Begin INPUT DATA

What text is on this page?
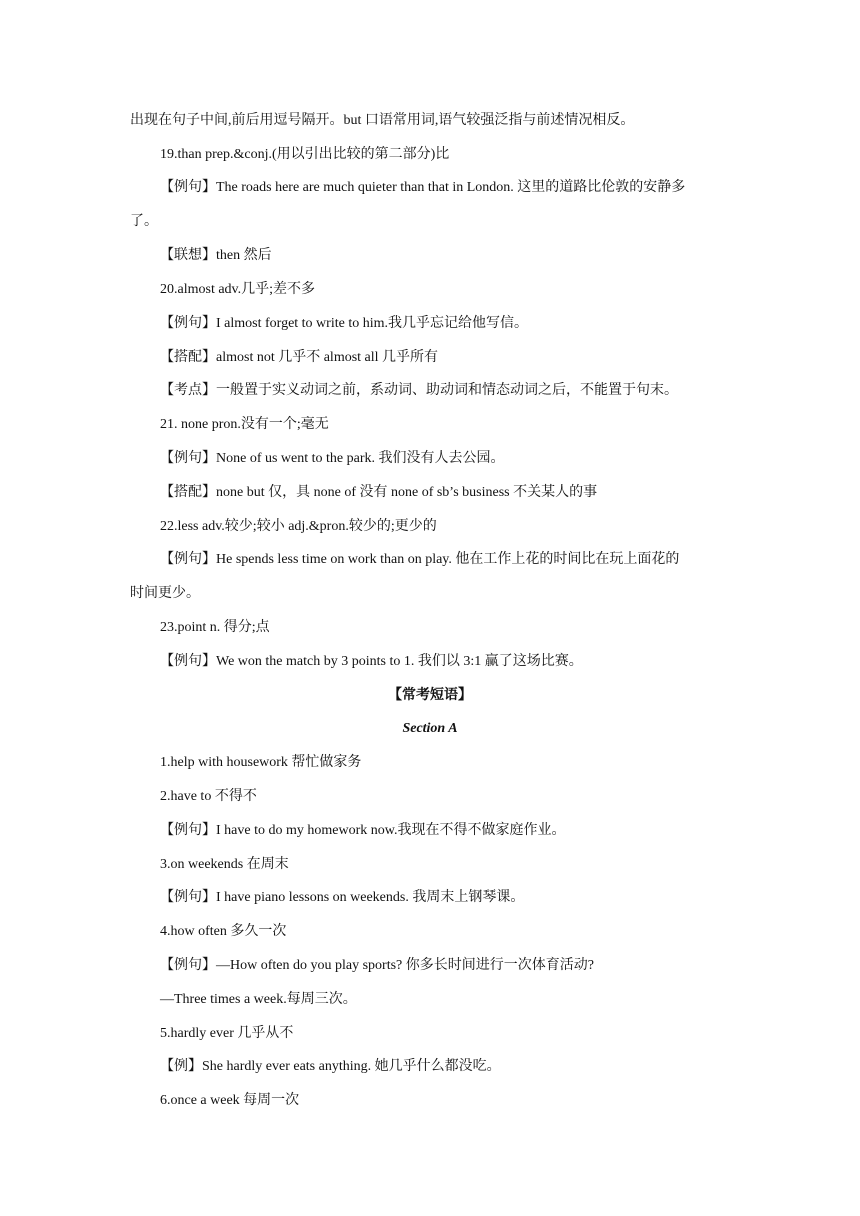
出现在句子中间,前后用逗号隔开。but 口语常用词,语气较强泛指与前述情况相反。
19.than prep.&conj.(用以引出比较的第二部分)比
【例句】The roads here are much quieter than that in London. 这里的道路比伦敦的安静多
了。
【联想】then 然后
20.almost adv.几乎;差不多
【例句】I almost forget to write to him.我几乎忘记给他写信。
【搭配】almost not 几乎不 almost all 几乎所有
【考点】一般置于实义动词之前，系动词、助动词和情态动词之后，不能置于句末。
21. none pron.没有一个;毫无
【例句】None of us went to the park. 我们没有人去公园。
【搭配】none but 仅，具 none of 没有 none of sb’s business 不关某人的事
22.less adv.较少;较小 adj.&pron.较少的;更少的
【例句】He spends less time on work than on play. 他在工作上花的时间比在玩上面花的
时间更少。
23.point n. 得分;点
【例句】We won the match by 3 points to 1. 我们以 3:1 赢了这场比赛。
【常考短语】
Section A
1.help with housework 帮忙做家务
2.have to 不得不
【例句】I have to do my homework now.我现在不得不做家庭作业。
3.on weekends 在周末
【例句】I have piano lessons on weekends. 我周末上钢琴课。
4.how often 多久一次
【例句】—How often do you play sports? 你多长时间进行一次体育活动?
—Three times a week.每周三次。
5.hardly ever 几乎从不
【例】She hardly ever eats anything. 她几乎什么都没吃。
6.once a week 每周一次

End INPUT DATA

* [TASK INSTRUCTIONS]:
Copy every record above exactly, leaving out any pictures.

* [RESULT OF THIS EXERCISE]:
What text is on this page?
出现在句子中间,前后用逗号隔开。but 口语常用词,语气较强泛指与前述情况相反。
19.than prep.&conj.(用以引出比较的第二部分)比
【例句】The roads here are much quieter than that in London. 这里的道路比伦敦的安静多
了。
【联想】then 然后
20.almost adv.几乎;差不多
【例句】I almost forget to write to him.我几乎忘记给他写信。
【搭配】almost not 几乎不 almost all 几乎所有
【考点】一般置于实义动词之前，系动词、助动词和情态动词之后，不能置于句末。
21. none pron.没有一个;毫无
【例句】None of us went to the park. 我们没有人去公园。
【搭配】none but 仅，具 none of 没有 none of sb’s business 不关某人的事
22.less adv.较少;较小 adj.&pron.较少的;更少的
【例句】He spends less time on work than on play. 他在工作上花的时间比在玩上面花的
时间更少。
23.point n. 得分;点
【例句】We won the match by 3 points to 1. 我们以 3:1 赢了这场比赛。
【常考短语】
Section A
1.help with housework 帮忙做家务
2.have to 不得不
【例句】I have to do my homework now.我现在不得不做家庭作业。
3.on weekends 在周末
【例句】I have piano lessons on weekends. 我周末上钢琴课。
4.how often 多久一次
【例句】—How often do you play sports? 你多长时间进行一次体育活动?
—Three times a week.每周三次。
5.hardly ever 几乎从不
【例】She hardly ever eats anything. 她几乎什么都没吃。
6.once a week 每周一次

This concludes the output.